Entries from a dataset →
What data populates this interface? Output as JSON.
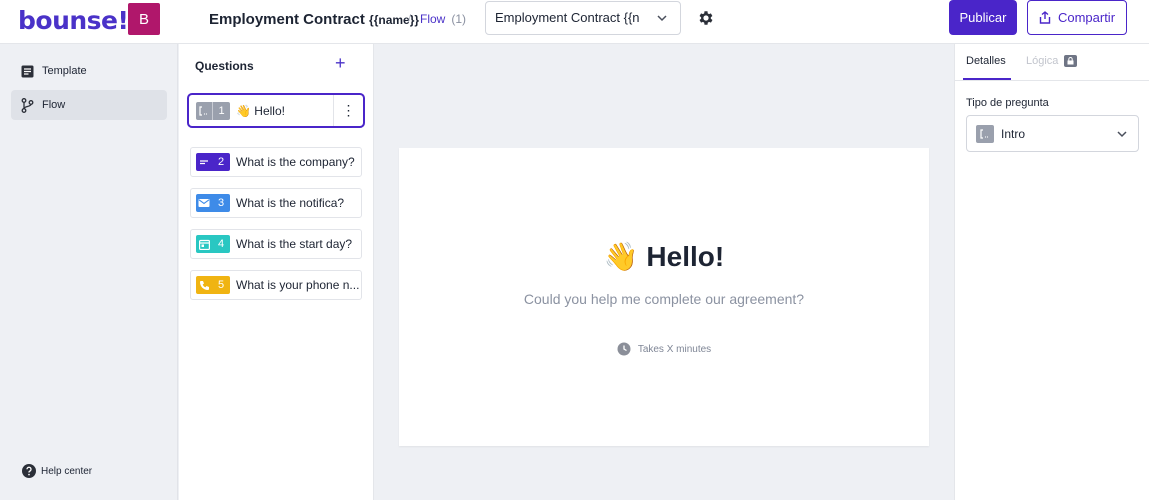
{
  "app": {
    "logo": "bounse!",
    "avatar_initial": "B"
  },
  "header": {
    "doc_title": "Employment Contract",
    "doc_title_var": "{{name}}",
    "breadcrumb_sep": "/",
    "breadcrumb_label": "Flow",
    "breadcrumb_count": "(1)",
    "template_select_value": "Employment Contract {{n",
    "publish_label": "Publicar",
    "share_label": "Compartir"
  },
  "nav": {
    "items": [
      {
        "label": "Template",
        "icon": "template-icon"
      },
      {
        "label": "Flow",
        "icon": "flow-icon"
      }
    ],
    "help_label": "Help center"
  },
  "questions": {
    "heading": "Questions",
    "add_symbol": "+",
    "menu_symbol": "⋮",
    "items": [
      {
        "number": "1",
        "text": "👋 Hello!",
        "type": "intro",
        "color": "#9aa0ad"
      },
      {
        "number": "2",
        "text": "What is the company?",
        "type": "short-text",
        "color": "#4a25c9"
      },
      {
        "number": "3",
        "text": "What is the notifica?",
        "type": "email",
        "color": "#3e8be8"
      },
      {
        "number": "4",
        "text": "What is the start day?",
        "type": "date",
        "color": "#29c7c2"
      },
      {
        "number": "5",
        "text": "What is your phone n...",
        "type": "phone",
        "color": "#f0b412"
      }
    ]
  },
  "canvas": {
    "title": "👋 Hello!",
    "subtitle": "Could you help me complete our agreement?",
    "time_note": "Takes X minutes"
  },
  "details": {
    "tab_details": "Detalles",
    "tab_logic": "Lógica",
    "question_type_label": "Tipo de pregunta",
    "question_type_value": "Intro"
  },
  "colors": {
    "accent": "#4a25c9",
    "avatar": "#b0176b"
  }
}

--

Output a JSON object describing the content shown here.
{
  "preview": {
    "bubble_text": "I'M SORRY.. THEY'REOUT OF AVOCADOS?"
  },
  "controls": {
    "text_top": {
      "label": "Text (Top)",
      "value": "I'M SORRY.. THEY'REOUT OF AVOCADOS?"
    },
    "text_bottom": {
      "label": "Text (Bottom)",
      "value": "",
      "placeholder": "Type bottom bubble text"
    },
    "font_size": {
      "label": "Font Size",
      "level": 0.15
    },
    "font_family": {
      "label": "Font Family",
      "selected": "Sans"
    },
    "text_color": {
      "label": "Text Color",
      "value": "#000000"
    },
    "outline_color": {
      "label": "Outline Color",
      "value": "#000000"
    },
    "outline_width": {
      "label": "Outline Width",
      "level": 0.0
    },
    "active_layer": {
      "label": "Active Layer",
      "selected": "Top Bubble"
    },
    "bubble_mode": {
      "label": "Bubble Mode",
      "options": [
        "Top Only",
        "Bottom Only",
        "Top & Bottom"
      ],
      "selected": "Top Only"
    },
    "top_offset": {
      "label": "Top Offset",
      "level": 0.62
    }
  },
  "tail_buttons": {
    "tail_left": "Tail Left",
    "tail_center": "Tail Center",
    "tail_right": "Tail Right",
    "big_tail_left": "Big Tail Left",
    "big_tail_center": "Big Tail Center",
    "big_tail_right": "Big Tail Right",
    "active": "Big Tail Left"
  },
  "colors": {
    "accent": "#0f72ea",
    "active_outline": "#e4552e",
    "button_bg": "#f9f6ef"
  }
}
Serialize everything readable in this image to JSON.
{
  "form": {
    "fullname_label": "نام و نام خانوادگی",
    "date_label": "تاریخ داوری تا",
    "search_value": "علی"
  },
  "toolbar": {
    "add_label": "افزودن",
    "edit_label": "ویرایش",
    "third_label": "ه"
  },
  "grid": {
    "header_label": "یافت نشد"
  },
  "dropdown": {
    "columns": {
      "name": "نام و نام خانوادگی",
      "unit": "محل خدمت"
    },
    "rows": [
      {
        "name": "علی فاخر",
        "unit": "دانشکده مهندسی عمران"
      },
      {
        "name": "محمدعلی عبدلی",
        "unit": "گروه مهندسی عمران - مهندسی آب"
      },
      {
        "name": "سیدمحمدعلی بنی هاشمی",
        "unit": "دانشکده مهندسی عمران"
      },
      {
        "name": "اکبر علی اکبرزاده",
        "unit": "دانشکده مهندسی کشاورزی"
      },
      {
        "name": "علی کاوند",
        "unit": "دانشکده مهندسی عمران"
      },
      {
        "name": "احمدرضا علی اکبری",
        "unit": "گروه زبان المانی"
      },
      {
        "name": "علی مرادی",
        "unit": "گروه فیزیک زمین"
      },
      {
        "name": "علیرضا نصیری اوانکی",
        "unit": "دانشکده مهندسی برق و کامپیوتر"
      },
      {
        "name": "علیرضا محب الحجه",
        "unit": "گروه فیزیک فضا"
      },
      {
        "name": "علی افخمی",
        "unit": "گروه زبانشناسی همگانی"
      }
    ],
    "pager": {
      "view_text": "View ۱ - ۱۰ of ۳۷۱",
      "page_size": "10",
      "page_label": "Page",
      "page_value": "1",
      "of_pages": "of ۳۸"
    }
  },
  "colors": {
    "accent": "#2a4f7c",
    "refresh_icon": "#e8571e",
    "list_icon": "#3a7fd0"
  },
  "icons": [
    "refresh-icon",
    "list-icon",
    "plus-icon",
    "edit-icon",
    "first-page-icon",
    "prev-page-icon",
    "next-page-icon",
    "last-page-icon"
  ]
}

Exercise →
Search the data for "accent". Copy every line that has it.

Complete response →
    "accent": "#4a25c9",
    "accent": "#0f72ea",
    "accent": "#2a4f7c",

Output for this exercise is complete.